> **TO DO**: Work out how many lines in the data hold the word "сталь", and reply with that number only.

(Items listed in a dataset)
※ ※ ※
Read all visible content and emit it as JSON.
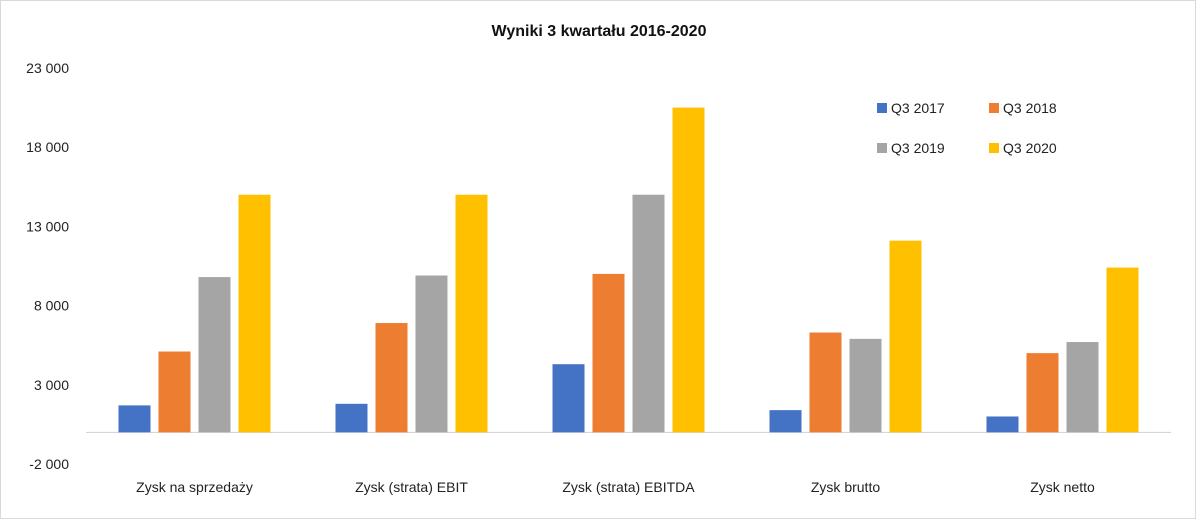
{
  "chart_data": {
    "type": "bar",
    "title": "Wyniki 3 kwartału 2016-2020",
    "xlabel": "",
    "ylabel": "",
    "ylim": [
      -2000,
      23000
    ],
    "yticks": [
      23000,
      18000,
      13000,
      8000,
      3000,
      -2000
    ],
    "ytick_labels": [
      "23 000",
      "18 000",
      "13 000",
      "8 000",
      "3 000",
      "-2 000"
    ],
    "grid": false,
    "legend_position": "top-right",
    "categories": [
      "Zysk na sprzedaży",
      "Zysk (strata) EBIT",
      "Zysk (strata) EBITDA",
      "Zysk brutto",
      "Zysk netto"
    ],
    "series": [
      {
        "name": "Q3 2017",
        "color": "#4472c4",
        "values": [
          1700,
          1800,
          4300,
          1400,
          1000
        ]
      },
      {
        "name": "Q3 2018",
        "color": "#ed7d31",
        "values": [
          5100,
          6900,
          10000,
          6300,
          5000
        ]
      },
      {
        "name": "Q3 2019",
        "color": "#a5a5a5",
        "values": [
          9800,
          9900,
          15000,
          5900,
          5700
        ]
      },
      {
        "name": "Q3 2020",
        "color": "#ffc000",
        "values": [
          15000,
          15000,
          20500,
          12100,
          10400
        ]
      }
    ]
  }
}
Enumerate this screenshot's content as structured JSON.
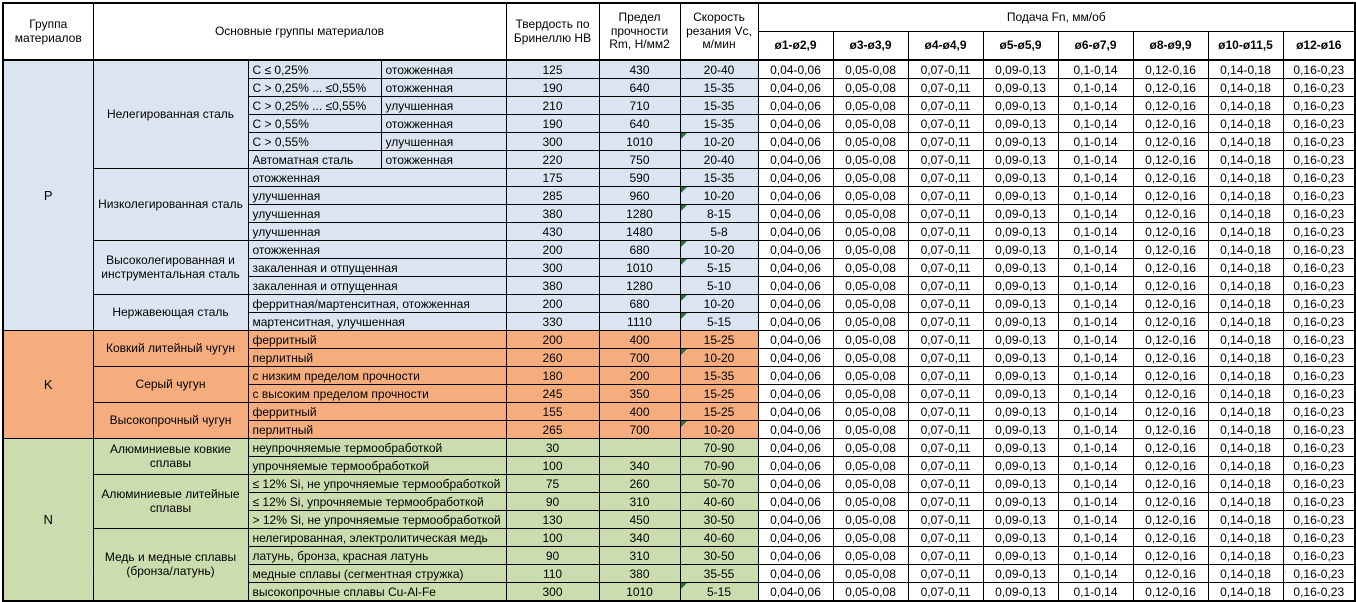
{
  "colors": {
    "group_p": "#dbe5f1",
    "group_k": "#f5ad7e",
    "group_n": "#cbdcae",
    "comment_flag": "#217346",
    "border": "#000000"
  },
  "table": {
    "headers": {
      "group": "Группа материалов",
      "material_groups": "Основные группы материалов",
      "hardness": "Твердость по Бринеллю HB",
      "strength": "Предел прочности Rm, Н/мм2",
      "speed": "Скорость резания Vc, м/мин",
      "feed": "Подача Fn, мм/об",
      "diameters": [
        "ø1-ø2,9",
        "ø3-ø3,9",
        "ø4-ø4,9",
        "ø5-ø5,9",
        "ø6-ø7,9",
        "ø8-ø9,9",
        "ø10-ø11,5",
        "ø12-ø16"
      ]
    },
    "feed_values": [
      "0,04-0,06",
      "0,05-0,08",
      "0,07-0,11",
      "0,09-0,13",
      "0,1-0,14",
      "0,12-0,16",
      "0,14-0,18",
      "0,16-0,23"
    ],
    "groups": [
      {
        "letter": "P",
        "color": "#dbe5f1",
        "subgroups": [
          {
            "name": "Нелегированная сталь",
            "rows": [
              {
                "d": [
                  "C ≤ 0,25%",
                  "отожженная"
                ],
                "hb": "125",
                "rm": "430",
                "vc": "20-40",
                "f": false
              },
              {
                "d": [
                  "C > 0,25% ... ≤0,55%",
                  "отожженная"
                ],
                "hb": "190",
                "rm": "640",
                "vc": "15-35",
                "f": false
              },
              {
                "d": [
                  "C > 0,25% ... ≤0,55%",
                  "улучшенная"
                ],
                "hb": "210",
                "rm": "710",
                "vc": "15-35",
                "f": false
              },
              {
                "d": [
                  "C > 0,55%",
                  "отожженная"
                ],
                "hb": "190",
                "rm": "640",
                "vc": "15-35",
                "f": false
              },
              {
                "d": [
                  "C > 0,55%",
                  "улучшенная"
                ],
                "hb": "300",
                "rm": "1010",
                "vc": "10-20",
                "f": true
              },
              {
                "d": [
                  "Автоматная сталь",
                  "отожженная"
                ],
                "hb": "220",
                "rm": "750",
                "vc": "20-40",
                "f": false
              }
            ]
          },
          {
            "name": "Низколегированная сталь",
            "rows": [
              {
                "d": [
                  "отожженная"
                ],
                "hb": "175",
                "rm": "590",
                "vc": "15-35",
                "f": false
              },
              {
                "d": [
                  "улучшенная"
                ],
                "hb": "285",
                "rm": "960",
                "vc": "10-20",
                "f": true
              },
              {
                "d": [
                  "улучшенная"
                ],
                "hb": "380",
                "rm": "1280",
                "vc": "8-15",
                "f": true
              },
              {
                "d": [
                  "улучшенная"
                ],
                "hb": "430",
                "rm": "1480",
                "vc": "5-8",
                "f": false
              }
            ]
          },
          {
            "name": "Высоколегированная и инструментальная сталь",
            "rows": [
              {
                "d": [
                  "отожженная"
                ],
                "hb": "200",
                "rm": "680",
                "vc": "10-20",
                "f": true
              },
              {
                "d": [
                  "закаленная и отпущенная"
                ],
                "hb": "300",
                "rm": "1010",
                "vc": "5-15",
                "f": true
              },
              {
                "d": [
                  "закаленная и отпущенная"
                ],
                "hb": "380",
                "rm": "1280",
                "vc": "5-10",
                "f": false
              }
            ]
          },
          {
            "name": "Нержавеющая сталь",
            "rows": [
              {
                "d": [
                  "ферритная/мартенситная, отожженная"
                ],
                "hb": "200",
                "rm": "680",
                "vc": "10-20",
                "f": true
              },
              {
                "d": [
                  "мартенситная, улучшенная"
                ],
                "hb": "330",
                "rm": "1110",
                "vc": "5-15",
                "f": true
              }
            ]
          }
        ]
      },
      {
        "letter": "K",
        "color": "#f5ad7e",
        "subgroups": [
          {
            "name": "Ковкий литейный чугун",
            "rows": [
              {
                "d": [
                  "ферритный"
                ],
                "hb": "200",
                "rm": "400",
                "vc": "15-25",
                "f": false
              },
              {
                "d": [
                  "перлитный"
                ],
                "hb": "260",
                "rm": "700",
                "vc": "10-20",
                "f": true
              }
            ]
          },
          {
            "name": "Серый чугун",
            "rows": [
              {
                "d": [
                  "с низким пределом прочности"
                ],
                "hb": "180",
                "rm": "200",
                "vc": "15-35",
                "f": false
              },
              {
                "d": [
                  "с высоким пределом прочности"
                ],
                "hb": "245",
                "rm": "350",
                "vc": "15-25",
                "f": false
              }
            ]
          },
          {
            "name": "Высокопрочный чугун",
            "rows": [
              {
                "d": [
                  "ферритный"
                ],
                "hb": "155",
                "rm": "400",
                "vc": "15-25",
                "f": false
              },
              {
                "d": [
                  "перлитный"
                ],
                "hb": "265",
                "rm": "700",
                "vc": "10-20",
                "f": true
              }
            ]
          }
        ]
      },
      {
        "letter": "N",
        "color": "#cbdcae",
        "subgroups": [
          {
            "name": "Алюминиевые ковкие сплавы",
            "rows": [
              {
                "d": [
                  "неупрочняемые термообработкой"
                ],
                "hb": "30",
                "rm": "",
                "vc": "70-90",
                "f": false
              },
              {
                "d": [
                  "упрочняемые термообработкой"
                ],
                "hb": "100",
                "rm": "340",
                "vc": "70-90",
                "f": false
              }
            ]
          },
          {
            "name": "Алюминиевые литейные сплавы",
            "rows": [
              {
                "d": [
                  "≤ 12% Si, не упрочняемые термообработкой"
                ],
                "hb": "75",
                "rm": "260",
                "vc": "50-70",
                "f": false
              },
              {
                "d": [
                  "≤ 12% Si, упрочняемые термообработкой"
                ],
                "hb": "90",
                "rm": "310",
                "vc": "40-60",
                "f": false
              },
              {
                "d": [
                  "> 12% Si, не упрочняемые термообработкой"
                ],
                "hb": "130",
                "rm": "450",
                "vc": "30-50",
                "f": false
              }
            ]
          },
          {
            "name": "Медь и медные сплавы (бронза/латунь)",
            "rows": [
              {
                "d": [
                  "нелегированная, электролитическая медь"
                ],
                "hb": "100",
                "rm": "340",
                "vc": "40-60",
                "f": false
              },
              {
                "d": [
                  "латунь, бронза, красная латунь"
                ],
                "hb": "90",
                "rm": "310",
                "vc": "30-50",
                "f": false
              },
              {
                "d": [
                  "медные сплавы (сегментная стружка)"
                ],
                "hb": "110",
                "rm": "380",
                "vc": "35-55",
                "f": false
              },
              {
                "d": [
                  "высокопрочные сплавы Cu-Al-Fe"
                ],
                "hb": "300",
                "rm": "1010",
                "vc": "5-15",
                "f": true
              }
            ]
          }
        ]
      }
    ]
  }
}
※ ※ ※
> **ANSWER FOR THIS EXERCISE**: 5